-- begin --

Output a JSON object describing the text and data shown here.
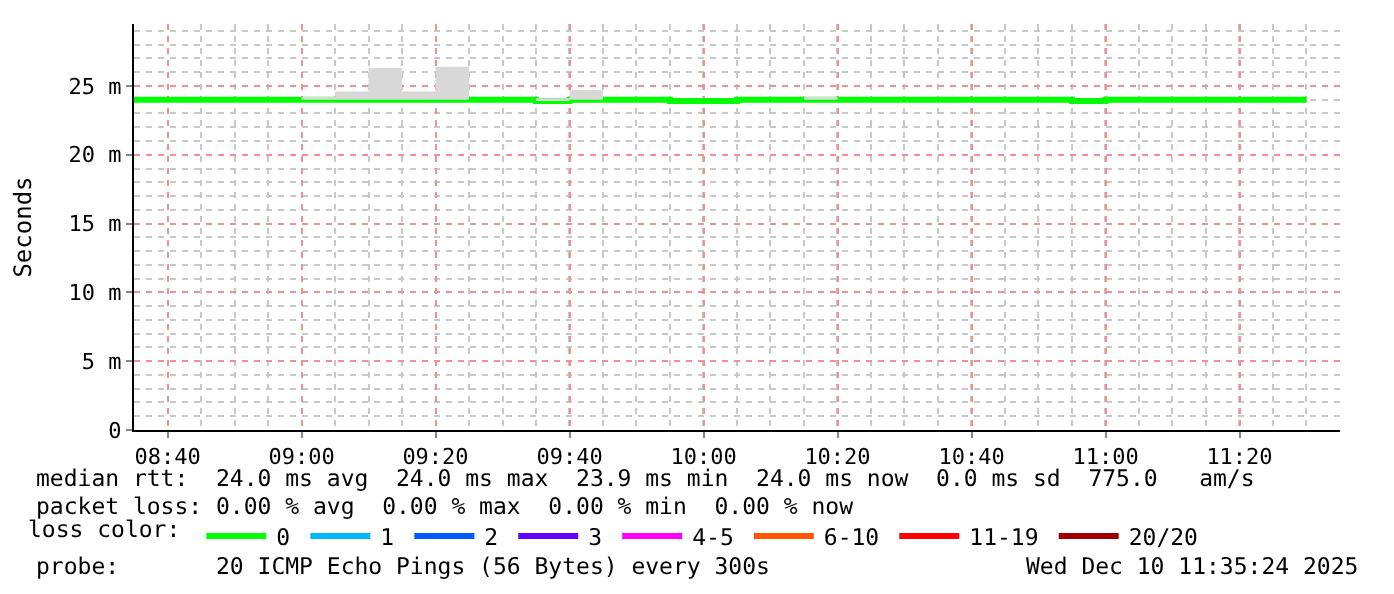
{
  "chart_data": {
    "type": "step",
    "ylabel": "Seconds",
    "x": [
      8.5833,
      8.6667,
      8.75,
      8.8333,
      8.9167,
      9.0,
      9.0833,
      9.1667,
      9.25,
      9.3333,
      9.4167,
      9.5,
      9.5833,
      9.6667,
      9.75,
      9.8333,
      9.9167,
      10.0,
      10.0833,
      10.1667,
      10.25,
      10.3333,
      10.4167,
      10.5,
      10.5833,
      10.6667,
      10.75,
      10.8333,
      10.9167,
      11.0,
      11.0833,
      11.1667,
      11.25,
      11.3333,
      11.4167,
      11.5
    ],
    "series": [
      {
        "name": "0",
        "color": "#00ff00",
        "values": [
          24.0,
          24.0,
          24.0,
          24.0,
          24.0,
          24.0,
          24.0,
          24.0,
          24.0,
          24.0,
          24.0,
          24.0,
          23.9,
          24.0,
          24.0,
          24.0,
          23.9,
          23.9,
          24.0,
          24.0,
          24.0,
          24.0,
          24.0,
          24.0,
          24.0,
          24.0,
          24.0,
          24.0,
          23.9,
          24.0,
          24.0,
          24.0,
          24.0,
          24.0,
          24.0,
          24.0
        ],
        "lower": [
          24.0,
          24.0,
          24.0,
          24.0,
          24.0,
          24.0,
          24.0,
          24.0,
          24.0,
          24.0,
          24.0,
          24.0,
          23.9,
          24.0,
          24.0,
          24.0,
          23.9,
          23.9,
          24.0,
          24.0,
          24.0,
          24.0,
          24.0,
          24.0,
          24.0,
          24.0,
          24.0,
          24.0,
          23.9,
          24.0,
          24.0,
          24.0,
          24.0,
          24.0,
          24.0,
          24.0
        ],
        "upper": [
          24.0,
          24.0,
          24.0,
          24.0,
          24.0,
          24.2,
          24.6,
          26.3,
          24.6,
          26.4,
          24.0,
          24.0,
          24.1,
          24.7,
          24.0,
          24.0,
          23.9,
          23.9,
          24.0,
          24.0,
          24.2,
          24.0,
          24.0,
          24.0,
          24.0,
          24.0,
          24.0,
          24.0,
          23.9,
          24.0,
          24.0,
          24.0,
          24.0,
          24.0,
          24.0,
          24.0
        ]
      },
      {
        "name": "1",
        "color": "#00b8ff",
        "values": [
          null,
          null,
          null,
          null,
          null,
          null,
          null,
          null,
          null,
          null,
          null,
          null,
          null,
          null,
          null,
          null,
          null,
          null,
          null,
          null,
          null,
          null,
          null,
          null,
          null,
          null,
          null,
          null,
          null,
          null,
          null,
          null,
          null,
          null,
          null,
          null
        ]
      },
      {
        "name": "2",
        "color": "#0059ff",
        "values": [
          null,
          null,
          null,
          null,
          null,
          null,
          null,
          null,
          null,
          null,
          null,
          null,
          null,
          null,
          null,
          null,
          null,
          null,
          null,
          null,
          null,
          null,
          null,
          null,
          null,
          null,
          null,
          null,
          null,
          null,
          null,
          null,
          null,
          null,
          null,
          null
        ]
      },
      {
        "name": "3",
        "color": "#5e00ff",
        "values": [
          null,
          null,
          null,
          null,
          null,
          null,
          null,
          null,
          null,
          null,
          null,
          null,
          null,
          null,
          null,
          null,
          null,
          null,
          null,
          null,
          null,
          null,
          null,
          null,
          null,
          null,
          null,
          null,
          null,
          null,
          null,
          null,
          null,
          null,
          null,
          null
        ]
      },
      {
        "name": "4-5",
        "color": "#ff00ff",
        "values": [
          null,
          null,
          null,
          null,
          null,
          null,
          null,
          null,
          null,
          null,
          null,
          null,
          null,
          null,
          null,
          null,
          null,
          null,
          null,
          null,
          null,
          null,
          null,
          null,
          null,
          null,
          null,
          null,
          null,
          null,
          null,
          null,
          null,
          null,
          null,
          null
        ]
      },
      {
        "name": "6-10",
        "color": "#ff5500",
        "values": [
          null,
          null,
          null,
          null,
          null,
          null,
          null,
          null,
          null,
          null,
          null,
          null,
          null,
          null,
          null,
          null,
          null,
          null,
          null,
          null,
          null,
          null,
          null,
          null,
          null,
          null,
          null,
          null,
          null,
          null,
          null,
          null,
          null,
          null,
          null,
          null
        ]
      },
      {
        "name": "11-19",
        "color": "#ff0000",
        "values": [
          null,
          null,
          null,
          null,
          null,
          null,
          null,
          null,
          null,
          null,
          null,
          null,
          null,
          null,
          null,
          null,
          null,
          null,
          null,
          null,
          null,
          null,
          null,
          null,
          null,
          null,
          null,
          null,
          null,
          null,
          null,
          null,
          null,
          null,
          null,
          null
        ]
      },
      {
        "name": "20/20",
        "color": "#a10000",
        "values": [
          null,
          null,
          null,
          null,
          null,
          null,
          null,
          null,
          null,
          null,
          null,
          null,
          null,
          null,
          null,
          null,
          null,
          null,
          null,
          null,
          null,
          null,
          null,
          null,
          null,
          null,
          null,
          null,
          null,
          null,
          null,
          null,
          null,
          null,
          null,
          null
        ]
      }
    ],
    "legend_title": "loss color:",
    "legend": "bottom",
    "xlim": [
      8.5833,
      11.5833
    ],
    "xticks": [
      {
        "value": 8.6667,
        "label": "08:40"
      },
      {
        "value": 9.0,
        "label": "09:00"
      },
      {
        "value": 9.3333,
        "label": "09:20"
      },
      {
        "value": 9.6667,
        "label": "09:40"
      },
      {
        "value": 10.0,
        "label": "10:00"
      },
      {
        "value": 10.3333,
        "label": "10:20"
      },
      {
        "value": 10.6667,
        "label": "10:40"
      },
      {
        "value": 11.0,
        "label": "11:00"
      },
      {
        "value": 11.3333,
        "label": "11:20"
      }
    ],
    "ylim": [
      0,
      29.5
    ],
    "yticks": [
      0,
      {
        "value": 5,
        "label": "5 m"
      },
      {
        "value": 10,
        "label": "10 m"
      },
      {
        "value": 15,
        "label": "15 m"
      },
      {
        "value": 20,
        "label": "20 m"
      },
      {
        "value": 25,
        "label": "25 m"
      }
    ],
    "grid": true,
    "annotations": [
      "median rtt:  24.0 ms avg  24.0 ms max  23.9 ms min  24.0 ms now  0.0 ms sd  775.0   am/s",
      "packet loss: 0.00 % avg  0.00 % max  0.00 % min  0.00 % now",
      "probe:       20 ICMP Echo Pings (56 Bytes) every 300s",
      "Wed Dec 10 11:35:24 2025"
    ]
  }
}
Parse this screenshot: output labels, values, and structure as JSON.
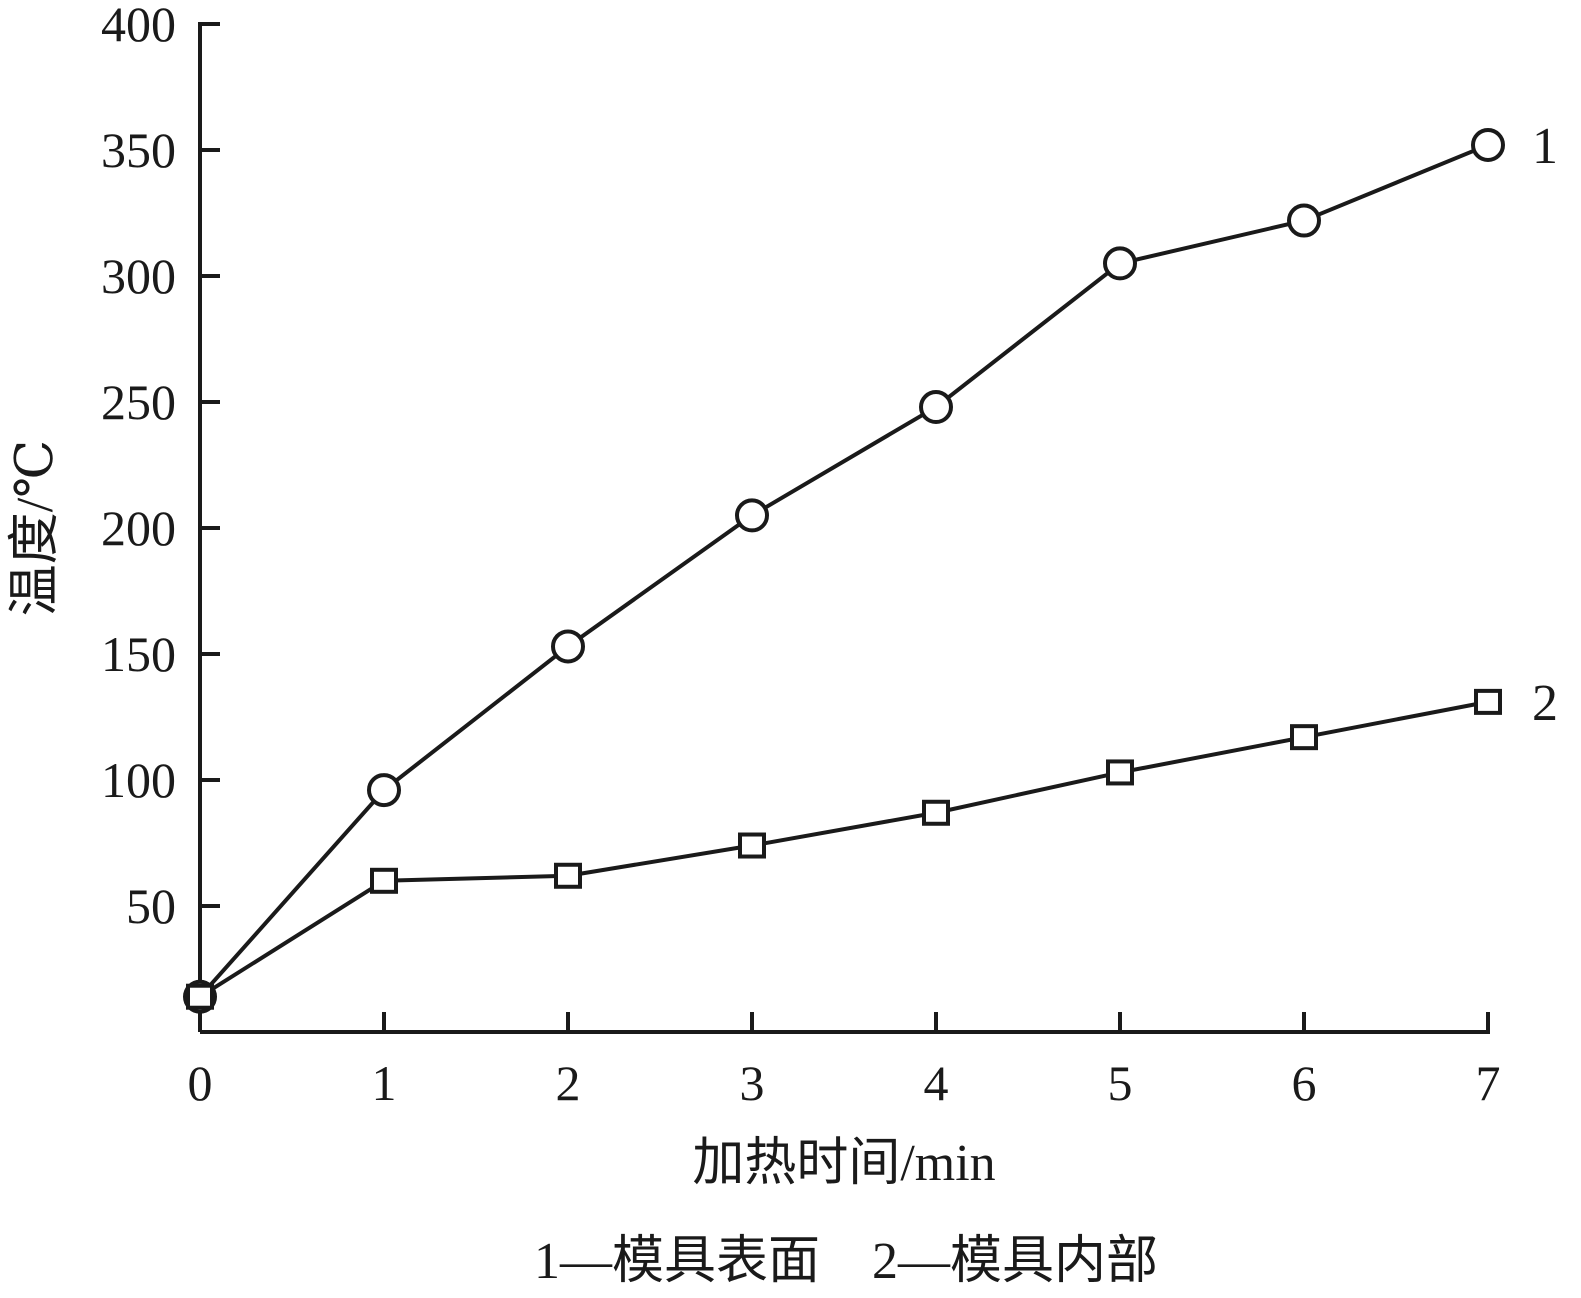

-- end --

• STATED PROBLEM
Write out each entry exactly as given, but skip the pictures.

• TASK OUTPUT
Output a JSON object describing the text and data shown here.
{
  "chart_data": {
    "type": "step",
    "ylabel": "Seconds",
    "x": [
      8.5833,
      8.6667,
      8.75,
      8.8333,
      8.9167,
      9.0,
      9.0833,
      9.1667,
      9.25,
      9.3333,
      9.4167,
      9.5,
      9.5833,
      9.6667,
      9.75,
      9.8333,
      9.9167,
      10.0,
      10.0833,
      10.1667,
      10.25,
      10.3333,
      10.4167,
      10.5,
      10.5833,
      10.6667,
      10.75,
      10.8333,
      10.9167,
      11.0,
      11.0833,
      11.1667,
      11.25,
      11.3333,
      11.4167,
      11.5
    ],
    "series": [
      {
        "name": "0",
        "color": "#00ff00",
        "values": [
          24.0,
          24.0,
          24.0,
          24.0,
          24.0,
          24.0,
          24.0,
          24.0,
          24.0,
          24.0,
          24.0,
          24.0,
          23.9,
          24.0,
          24.0,
          24.0,
          23.9,
          23.9,
          24.0,
          24.0,
          24.0,
          24.0,
          24.0,
          24.0,
          24.0,
          24.0,
          24.0,
          24.0,
          23.9,
          24.0,
          24.0,
          24.0,
          24.0,
          24.0,
          24.0,
          24.0
        ],
        "lower": [
          24.0,
          24.0,
          24.0,
          24.0,
          24.0,
          24.0,
          24.0,
          24.0,
          24.0,
          24.0,
          24.0,
          24.0,
          23.9,
          24.0,
          24.0,
          24.0,
          23.9,
          23.9,
          24.0,
          24.0,
          24.0,
          24.0,
          24.0,
          24.0,
          24.0,
          24.0,
          24.0,
          24.0,
          23.9,
          24.0,
          24.0,
          24.0,
          24.0,
          24.0,
          24.0,
          24.0
        ],
        "upper": [
          24.0,
          24.0,
          24.0,
          24.0,
          24.0,
          24.2,
          24.6,
          26.3,
          24.6,
          26.4,
          24.0,
          24.0,
          24.1,
          24.7,
          24.0,
          24.0,
          23.9,
          23.9,
          24.0,
          24.0,
          24.2,
          24.0,
          24.0,
          24.0,
          24.0,
          24.0,
          24.0,
          24.0,
          23.9,
          24.0,
          24.0,
          24.0,
          24.0,
          24.0,
          24.0,
          24.0
        ]
      },
      {
        "name": "1",
        "color": "#00b8ff",
        "values": [
          null,
          null,
          null,
          null,
          null,
          null,
          null,
          null,
          null,
          null,
          null,
          null,
          null,
          null,
          null,
          null,
          null,
          null,
          null,
          null,
          null,
          null,
          null,
          null,
          null,
          null,
          null,
          null,
          null,
          null,
          null,
          null,
          null,
          null,
          null,
          null
        ]
      },
      {
        "name": "2",
        "color": "#0059ff",
        "values": [
          null,
          null,
          null,
          null,
          null,
          null,
          null,
          null,
          null,
          null,
          null,
          null,
          null,
          null,
          null,
          null,
          null,
          null,
          null,
          null,
          null,
          null,
          null,
          null,
          null,
          null,
          null,
          null,
          null,
          null,
          null,
          null,
          null,
          null,
          null,
          null
        ]
      },
      {
        "name": "3",
        "color": "#5e00ff",
        "values": [
          null,
          null,
          null,
          null,
          null,
          null,
          null,
          null,
          null,
          null,
          null,
          null,
          null,
          null,
          null,
          null,
          null,
          null,
          null,
          null,
          null,
          null,
          null,
          null,
          null,
          null,
          null,
          null,
          null,
          null,
          null,
          null,
          null,
          null,
          null,
          null
        ]
      },
      {
        "name": "4-5",
        "color": "#ff00ff",
        "values": [
          null,
          null,
          null,
          null,
          null,
          null,
          null,
          null,
          null,
          null,
          null,
          null,
          null,
          null,
          null,
          null,
          null,
          null,
          null,
          null,
          null,
          null,
          null,
          null,
          null,
          null,
          null,
          null,
          null,
          null,
          null,
          null,
          null,
          null,
          null,
          null
        ]
      },
      {
        "name": "6-10",
        "color": "#ff5500",
        "values": [
          null,
          null,
          null,
          null,
          null,
          null,
          null,
          null,
          null,
          null,
          null,
          null,
          null,
          null,
          null,
          null,
          null,
          null,
          null,
          null,
          null,
          null,
          null,
          null,
          null,
          null,
          null,
          null,
          null,
          null,
          null,
          null,
          null,
          null,
          null,
          null
        ]
      },
      {
        "name": "11-19",
        "color": "#ff0000",
        "values": [
          null,
          null,
          null,
          null,
          null,
          null,
          null,
          null,
          null,
          null,
          null,
          null,
          null,
          null,
          null,
          null,
          null,
          null,
          null,
          null,
          null,
          null,
          null,
          null,
          null,
          null,
          null,
          null,
          null,
          null,
          null,
          null,
          null,
          null,
          null,
          null
        ]
      },
      {
        "name": "20/20",
        "color": "#a10000",
        "values": [
          null,
          null,
          null,
          null,
          null,
          null,
          null,
          null,
          null,
          null,
          null,
          null,
          null,
          null,
          null,
          null,
          null,
          null,
          null,
          null,
          null,
          null,
          null,
          null,
          null,
          null,
          null,
          null,
          null,
          null,
          null,
          null,
          null,
          null,
          null,
          null
        ]
      }
    ],
    "legend_title": "loss color:",
    "legend": "bottom",
    "xlim": [
      8.5833,
      11.5833
    ],
    "xticks": [
      {
        "value": 8.6667,
        "label": "08:40"
      },
      {
        "value": 9.0,
        "label": "09:00"
      },
      {
        "value": 9.3333,
        "label": "09:20"
      },
      {
        "value": 9.6667,
        "label": "09:40"
      },
      {
        "value": 10.0,
        "label": "10:00"
      },
      {
        "value": 10.3333,
        "label": "10:20"
      },
      {
        "value": 10.6667,
        "label": "10:40"
      },
      {
        "value": 11.0,
        "label": "11:00"
      },
      {
        "value": 11.3333,
        "label": "11:20"
      }
    ],
    "ylim": [
      0,
      29.5
    ],
    "yticks": [
      0,
      {
        "value": 5,
        "label": "5 m"
      },
      {
        "value": 10,
        "label": "10 m"
      },
      {
        "value": 15,
        "label": "15 m"
      },
      {
        "value": 20,
        "label": "20 m"
      },
      {
        "value": 25,
        "label": "25 m"
      }
    ],
    "grid": true,
    "annotations": [
      "median rtt:  24.0 ms avg  24.0 ms max  23.9 ms min  24.0 ms now  0.0 ms sd  775.0   am/s",
      "packet loss: 0.00 % avg  0.00 % max  0.00 % min  0.00 % now",
      "probe:       20 ICMP Echo Pings (56 Bytes) every 300s",
      "Wed Dec 10 11:35:24 2025"
    ]
  }
}
Parse this screenshot: output labels, values, and structure as JSON.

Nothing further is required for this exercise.